_What the task asks_: Copy the stretch of the patch from "Bits size() const" through "have been initialized.", changing each "FinalBitSize" to "TotalBitSize".

_Passage shown_:
--- start ---

[clang] [clang][bytecode] Handle __builtin_memcmp (PR #119544)

Timm Baeder via cfe-commits cfe-commits at lists.llvm.org
Wed Dec 11 06:38:10 PST 2024


https://github.com/tbaederr updated https://github.com/llvm/llvm-project/pull/119544

>From b10358067fa9b4e4d05293be168092cd2ea43d12 Mon Sep 17 00:00:00 2001
From: =?UTF-8?q?Timm=20B=C3=A4der?= <tbaeder at redhat.com>
Date: Wed, 11 Dec 2024 12:35:29 +0100
Subject: [PATCH] [clang][bytecode] Handle __builtin_memcmp

---
 clang/lib/AST/ByteCode/BitcastBuffer.h        |  9 +++
 clang/lib/AST/ByteCode/InterpBuiltin.cpp      | 74 ++++++++++++++++++-
 .../lib/AST/ByteCode/InterpBuiltinBitCast.cpp |  6 +-
 clang/lib/AST/ByteCode/InterpBuiltinBitCast.h |  8 +-
 clang/test/AST/ByteCode/builtin-functions.cpp | 25 +++++++
 clang/test/SemaCXX/constexpr-string.cpp       |  2 +-
 6 files changed, 117 insertions(+), 7 deletions(-)

diff --git a/clang/lib/AST/ByteCode/BitcastBuffer.h b/clang/lib/AST/ByteCode/BitcastBuffer.h
index b1b6b9e5173a7c..d1d6ee39ad17bc 100644
--- a/clang/lib/AST/ByteCode/BitcastBuffer.h
+++ b/clang/lib/AST/ByteCode/BitcastBuffer.h
@@ -18,6 +18,8 @@ namespace interp {
 
 enum class Endian { Little, Big };
 
+struct Bytes;
+
 /// A quantity in bits.
 struct Bits {
   size_t N = 0;
@@ -30,6 +32,7 @@ struct Bits {
   bool isFullByte() const { return N % 8 == 0; }
   bool nonZero() const { return N != 0; }
   bool isZero() const { return N == 0; }
+  Bytes toBytes() const;
 
   Bits operator-(Bits Other) const { return Bits(N - Other.N); }
   Bits operator+(Bits Other) const { return Bits(N + Other.N); }
@@ -56,6 +59,11 @@ struct Bytes {
   Bits toBits() const { return Bits(N * 8); }
 };
 
+inline Bytes Bits::toBytes() const {
+  assert(isFullByte());
+  return Bytes(N / 8);
+}
+
 /// A bit range. Both Start and End are inclusive.
 struct BitRange {
   Bits Start;
@@ -83,6 +91,7 @@ struct BitcastBuffer {
 
   /// Returns the buffer size in bits.
   Bits size() const { return FinalBitSize; }
+  Bytes byteSize() const { return FinalBitSize.toBytes(); }
 
   /// Returns \c true if all bits in the buffer have been initialized.

--- end ---

(Element and coordinate records)
--- start ---

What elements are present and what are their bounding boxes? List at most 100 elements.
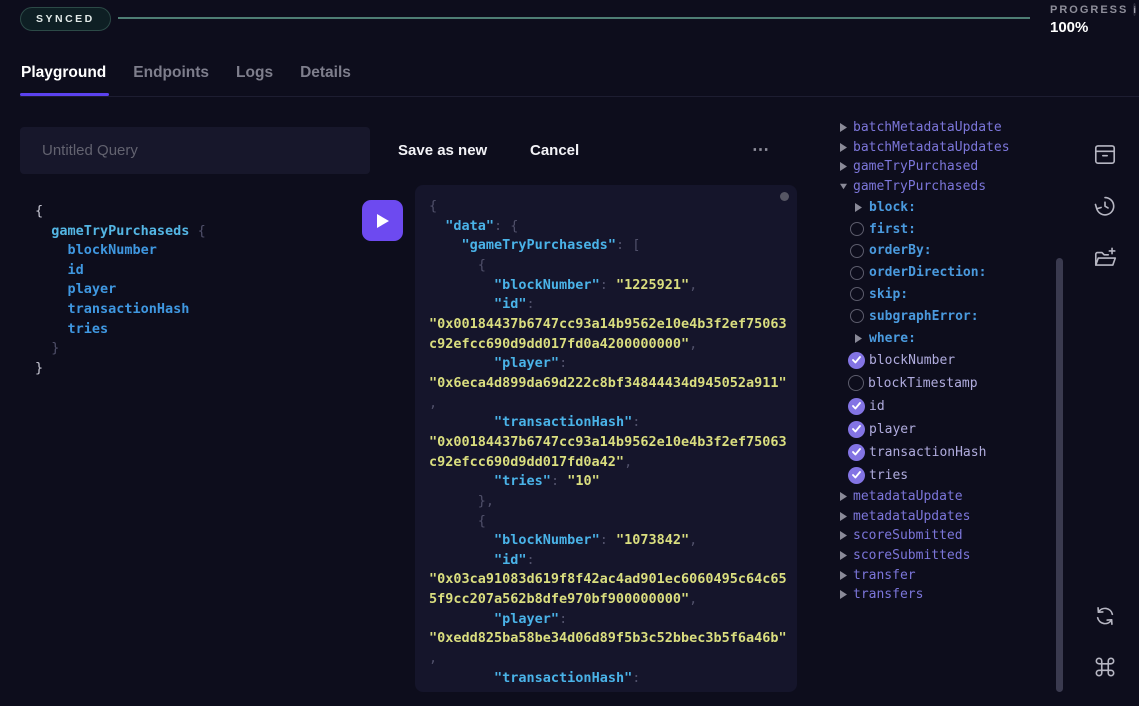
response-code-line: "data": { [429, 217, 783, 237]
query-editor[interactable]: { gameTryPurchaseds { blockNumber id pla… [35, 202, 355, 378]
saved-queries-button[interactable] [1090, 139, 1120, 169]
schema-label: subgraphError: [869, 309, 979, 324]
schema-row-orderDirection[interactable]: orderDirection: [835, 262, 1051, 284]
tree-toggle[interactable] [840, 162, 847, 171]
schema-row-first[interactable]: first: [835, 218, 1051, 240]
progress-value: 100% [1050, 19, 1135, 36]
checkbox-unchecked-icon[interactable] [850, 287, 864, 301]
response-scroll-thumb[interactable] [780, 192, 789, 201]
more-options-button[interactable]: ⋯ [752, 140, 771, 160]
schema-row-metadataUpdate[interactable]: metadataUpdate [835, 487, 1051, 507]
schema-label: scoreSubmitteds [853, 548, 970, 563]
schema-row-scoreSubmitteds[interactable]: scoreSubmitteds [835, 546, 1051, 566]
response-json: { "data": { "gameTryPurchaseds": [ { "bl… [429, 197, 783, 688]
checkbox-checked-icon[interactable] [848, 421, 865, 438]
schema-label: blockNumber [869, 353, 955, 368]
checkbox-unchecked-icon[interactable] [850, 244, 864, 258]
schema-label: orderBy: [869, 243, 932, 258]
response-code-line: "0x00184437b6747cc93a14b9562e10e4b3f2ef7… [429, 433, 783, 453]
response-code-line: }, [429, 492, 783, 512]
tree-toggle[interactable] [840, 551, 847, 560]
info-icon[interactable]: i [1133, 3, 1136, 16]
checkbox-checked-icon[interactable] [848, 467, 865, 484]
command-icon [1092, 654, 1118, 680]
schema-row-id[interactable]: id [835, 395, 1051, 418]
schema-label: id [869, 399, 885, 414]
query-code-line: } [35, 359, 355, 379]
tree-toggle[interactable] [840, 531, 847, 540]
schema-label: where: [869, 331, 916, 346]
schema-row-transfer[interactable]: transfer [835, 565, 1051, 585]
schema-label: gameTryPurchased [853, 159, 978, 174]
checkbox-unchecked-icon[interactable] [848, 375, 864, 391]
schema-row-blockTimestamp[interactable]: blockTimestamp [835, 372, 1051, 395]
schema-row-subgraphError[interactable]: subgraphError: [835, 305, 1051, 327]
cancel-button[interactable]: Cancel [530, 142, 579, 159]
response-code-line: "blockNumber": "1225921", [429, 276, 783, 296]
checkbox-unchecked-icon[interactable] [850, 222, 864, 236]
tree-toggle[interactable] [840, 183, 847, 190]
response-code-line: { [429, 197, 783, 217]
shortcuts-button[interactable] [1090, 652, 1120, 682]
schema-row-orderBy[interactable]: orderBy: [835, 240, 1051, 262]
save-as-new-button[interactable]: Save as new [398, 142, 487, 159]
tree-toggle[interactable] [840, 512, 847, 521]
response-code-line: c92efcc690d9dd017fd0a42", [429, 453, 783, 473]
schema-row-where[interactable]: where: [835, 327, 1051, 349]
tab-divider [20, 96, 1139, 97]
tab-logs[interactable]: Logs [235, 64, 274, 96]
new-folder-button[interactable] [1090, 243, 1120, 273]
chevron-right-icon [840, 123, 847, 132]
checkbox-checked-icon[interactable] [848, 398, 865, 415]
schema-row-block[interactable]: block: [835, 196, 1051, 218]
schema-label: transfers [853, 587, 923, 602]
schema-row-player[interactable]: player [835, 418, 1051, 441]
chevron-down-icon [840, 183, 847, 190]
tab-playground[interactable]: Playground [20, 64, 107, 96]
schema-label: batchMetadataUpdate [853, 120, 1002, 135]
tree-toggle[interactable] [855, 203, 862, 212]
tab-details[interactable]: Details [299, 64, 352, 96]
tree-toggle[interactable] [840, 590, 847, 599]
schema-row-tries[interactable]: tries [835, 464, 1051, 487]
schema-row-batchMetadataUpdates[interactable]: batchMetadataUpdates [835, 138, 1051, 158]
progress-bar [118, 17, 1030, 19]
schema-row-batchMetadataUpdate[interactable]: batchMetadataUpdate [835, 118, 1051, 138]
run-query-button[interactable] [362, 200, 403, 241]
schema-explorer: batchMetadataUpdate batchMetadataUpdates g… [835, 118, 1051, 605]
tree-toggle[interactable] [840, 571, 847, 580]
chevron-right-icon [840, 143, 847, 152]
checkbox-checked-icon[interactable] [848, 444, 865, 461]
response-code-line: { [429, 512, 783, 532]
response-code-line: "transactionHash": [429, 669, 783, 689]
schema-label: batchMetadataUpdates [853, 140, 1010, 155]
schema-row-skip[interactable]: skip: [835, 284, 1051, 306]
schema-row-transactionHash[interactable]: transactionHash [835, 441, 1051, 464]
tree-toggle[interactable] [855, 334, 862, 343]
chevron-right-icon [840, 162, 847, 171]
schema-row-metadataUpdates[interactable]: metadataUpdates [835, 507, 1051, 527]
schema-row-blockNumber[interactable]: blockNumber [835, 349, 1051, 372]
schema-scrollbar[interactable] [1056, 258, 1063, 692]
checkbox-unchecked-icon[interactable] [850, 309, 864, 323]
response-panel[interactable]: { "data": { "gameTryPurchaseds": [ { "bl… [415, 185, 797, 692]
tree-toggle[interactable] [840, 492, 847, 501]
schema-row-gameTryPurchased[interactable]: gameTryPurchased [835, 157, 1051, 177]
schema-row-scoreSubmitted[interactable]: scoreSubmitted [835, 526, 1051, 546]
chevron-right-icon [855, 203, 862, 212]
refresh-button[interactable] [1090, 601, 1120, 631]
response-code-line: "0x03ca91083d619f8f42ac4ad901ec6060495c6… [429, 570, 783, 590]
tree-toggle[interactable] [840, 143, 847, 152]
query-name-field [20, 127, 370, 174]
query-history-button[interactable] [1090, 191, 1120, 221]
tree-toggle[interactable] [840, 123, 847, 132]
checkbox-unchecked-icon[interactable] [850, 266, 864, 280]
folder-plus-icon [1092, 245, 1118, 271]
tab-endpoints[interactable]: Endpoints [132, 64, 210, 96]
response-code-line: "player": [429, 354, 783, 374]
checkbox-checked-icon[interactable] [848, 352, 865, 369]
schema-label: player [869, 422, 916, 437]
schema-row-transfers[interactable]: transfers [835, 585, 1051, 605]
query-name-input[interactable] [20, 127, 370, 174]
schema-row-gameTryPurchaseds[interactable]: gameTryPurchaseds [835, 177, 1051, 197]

--- end ---
--- start ---

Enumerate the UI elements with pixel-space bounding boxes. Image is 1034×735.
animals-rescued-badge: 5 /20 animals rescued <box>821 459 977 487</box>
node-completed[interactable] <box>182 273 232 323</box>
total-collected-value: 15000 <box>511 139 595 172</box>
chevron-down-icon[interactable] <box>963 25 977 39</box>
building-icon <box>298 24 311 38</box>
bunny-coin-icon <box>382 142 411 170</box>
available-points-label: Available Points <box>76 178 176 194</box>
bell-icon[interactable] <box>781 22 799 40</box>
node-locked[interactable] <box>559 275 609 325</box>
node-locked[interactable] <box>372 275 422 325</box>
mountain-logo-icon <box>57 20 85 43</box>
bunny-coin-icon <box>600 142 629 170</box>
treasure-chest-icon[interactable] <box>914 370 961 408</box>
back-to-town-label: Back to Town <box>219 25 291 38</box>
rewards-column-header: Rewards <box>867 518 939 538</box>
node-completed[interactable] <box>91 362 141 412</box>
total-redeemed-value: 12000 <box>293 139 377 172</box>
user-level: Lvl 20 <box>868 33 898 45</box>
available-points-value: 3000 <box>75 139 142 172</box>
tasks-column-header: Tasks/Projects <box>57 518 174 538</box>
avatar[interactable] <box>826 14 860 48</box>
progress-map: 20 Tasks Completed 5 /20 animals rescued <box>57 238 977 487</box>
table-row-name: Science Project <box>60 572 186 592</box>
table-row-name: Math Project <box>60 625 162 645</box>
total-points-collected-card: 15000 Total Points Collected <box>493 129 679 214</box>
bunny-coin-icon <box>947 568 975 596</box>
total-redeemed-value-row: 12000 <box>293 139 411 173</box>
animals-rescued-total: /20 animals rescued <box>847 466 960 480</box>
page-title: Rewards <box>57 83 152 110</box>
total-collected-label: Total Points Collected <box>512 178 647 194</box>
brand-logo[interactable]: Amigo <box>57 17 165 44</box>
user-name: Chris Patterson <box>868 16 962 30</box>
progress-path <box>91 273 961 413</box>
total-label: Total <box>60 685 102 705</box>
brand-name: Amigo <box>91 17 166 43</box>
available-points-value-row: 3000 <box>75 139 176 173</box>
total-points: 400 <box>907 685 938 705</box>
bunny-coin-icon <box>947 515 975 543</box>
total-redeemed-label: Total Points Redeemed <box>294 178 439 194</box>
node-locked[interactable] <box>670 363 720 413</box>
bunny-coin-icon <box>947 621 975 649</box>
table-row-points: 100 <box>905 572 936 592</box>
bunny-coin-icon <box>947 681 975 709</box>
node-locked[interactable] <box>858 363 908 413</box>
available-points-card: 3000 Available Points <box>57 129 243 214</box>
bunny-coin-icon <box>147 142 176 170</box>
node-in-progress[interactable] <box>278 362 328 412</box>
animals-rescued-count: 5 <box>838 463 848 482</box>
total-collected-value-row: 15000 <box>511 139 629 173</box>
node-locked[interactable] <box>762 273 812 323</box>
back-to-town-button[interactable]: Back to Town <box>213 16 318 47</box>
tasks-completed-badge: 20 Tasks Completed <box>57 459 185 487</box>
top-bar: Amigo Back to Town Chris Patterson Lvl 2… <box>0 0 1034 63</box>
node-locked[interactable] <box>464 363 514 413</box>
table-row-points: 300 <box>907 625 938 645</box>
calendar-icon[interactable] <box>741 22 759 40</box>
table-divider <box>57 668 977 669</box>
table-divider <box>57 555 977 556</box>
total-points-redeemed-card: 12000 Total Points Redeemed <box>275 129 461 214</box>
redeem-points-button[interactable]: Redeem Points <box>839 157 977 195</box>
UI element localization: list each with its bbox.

--- end ---
--- start ---

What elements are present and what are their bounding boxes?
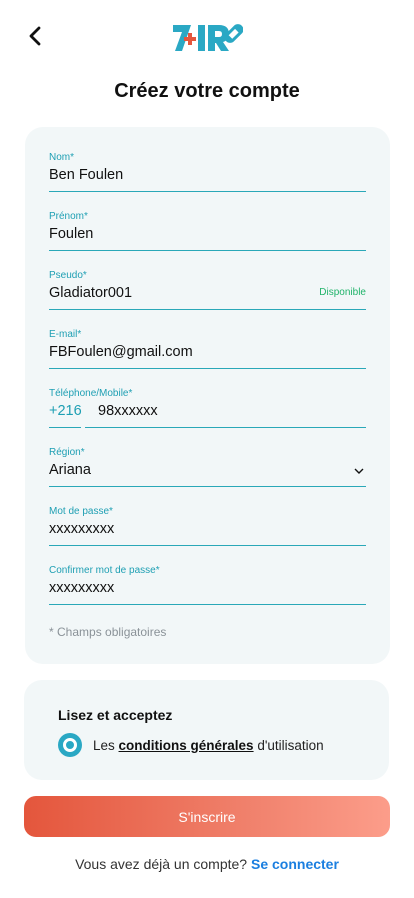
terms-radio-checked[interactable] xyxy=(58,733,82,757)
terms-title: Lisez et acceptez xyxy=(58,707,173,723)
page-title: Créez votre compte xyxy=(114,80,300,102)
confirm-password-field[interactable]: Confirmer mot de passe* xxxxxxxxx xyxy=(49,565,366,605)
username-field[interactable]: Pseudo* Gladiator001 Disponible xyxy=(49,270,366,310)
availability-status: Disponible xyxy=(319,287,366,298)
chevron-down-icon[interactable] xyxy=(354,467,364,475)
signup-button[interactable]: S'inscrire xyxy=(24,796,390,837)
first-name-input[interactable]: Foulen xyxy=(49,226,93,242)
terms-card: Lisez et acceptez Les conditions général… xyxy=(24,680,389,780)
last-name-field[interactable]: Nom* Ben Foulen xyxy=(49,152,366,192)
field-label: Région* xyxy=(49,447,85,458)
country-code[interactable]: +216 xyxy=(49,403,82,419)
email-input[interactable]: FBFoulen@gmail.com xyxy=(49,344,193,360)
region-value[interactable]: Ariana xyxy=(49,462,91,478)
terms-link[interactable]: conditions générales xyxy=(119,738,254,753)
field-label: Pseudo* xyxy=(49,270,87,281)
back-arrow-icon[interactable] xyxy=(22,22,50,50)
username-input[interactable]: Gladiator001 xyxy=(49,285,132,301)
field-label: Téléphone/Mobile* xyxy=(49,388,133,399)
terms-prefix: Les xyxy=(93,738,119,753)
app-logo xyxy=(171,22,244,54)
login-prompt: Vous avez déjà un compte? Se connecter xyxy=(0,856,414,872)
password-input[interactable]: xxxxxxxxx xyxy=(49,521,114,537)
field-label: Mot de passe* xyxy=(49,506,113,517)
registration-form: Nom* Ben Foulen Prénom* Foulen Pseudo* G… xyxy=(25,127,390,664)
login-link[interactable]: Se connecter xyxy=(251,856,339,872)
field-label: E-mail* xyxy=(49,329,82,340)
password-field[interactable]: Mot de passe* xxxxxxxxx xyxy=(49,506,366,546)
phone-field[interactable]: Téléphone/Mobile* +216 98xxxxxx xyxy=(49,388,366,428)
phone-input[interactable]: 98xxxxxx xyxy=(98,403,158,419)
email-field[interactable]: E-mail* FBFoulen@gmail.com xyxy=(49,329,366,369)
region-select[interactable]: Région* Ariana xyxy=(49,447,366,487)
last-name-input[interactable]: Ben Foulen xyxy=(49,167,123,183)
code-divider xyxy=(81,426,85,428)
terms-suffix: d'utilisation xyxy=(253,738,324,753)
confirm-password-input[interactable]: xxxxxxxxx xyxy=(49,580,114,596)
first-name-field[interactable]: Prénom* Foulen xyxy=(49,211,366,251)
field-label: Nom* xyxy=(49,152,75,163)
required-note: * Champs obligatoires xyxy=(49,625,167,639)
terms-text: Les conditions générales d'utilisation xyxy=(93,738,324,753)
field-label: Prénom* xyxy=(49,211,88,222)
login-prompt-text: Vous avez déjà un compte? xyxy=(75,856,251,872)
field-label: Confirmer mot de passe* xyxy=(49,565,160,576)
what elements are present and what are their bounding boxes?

--- end ---

_Task answer_:
Bits size() const { return TotalBitSize; }
+  Bytes byteSize() const { return TotalBitSize.toBytes(); }
 
   /// Returns \c true if all bits in the buffer have been initialized.